**Exercise:** Go through the records below line by line, counting those that contain the word "document"; answer with the count only.

**Data supplied:**

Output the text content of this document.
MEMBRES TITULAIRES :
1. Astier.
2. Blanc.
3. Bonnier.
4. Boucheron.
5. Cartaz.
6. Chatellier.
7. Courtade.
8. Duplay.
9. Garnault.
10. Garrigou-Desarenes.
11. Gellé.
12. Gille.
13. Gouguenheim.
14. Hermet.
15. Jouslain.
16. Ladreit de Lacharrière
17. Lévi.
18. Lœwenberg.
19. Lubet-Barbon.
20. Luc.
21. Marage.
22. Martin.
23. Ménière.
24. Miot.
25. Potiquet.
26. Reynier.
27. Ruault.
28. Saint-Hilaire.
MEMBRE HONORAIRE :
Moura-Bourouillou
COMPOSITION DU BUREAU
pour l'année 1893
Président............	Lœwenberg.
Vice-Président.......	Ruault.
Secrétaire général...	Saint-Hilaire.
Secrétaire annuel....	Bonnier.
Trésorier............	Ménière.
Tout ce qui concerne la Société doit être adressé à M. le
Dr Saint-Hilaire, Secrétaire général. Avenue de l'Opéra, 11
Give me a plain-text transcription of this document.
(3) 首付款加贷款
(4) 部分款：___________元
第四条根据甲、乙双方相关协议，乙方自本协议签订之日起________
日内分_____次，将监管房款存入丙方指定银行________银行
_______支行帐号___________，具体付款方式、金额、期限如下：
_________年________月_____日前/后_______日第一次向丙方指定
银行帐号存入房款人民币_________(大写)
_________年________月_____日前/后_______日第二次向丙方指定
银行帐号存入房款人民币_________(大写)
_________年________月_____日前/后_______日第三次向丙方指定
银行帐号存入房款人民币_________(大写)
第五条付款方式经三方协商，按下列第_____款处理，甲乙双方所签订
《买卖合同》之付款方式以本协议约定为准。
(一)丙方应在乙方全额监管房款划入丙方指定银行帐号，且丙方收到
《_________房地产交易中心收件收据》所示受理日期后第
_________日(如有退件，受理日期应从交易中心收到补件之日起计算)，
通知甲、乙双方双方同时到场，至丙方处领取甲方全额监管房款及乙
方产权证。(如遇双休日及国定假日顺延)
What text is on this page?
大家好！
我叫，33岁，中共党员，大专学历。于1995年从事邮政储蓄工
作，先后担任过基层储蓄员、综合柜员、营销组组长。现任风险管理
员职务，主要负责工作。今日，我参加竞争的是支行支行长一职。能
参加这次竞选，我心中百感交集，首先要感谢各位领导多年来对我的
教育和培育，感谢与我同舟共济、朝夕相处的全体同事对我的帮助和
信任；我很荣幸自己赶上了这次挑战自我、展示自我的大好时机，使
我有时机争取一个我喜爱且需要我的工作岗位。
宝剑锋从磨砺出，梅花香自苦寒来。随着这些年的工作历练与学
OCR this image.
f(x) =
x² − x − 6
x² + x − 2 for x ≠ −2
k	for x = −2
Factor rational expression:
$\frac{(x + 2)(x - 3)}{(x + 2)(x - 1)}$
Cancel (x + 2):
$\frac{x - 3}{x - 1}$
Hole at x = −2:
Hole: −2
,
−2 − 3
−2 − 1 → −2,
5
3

**Output of the exercise:** 2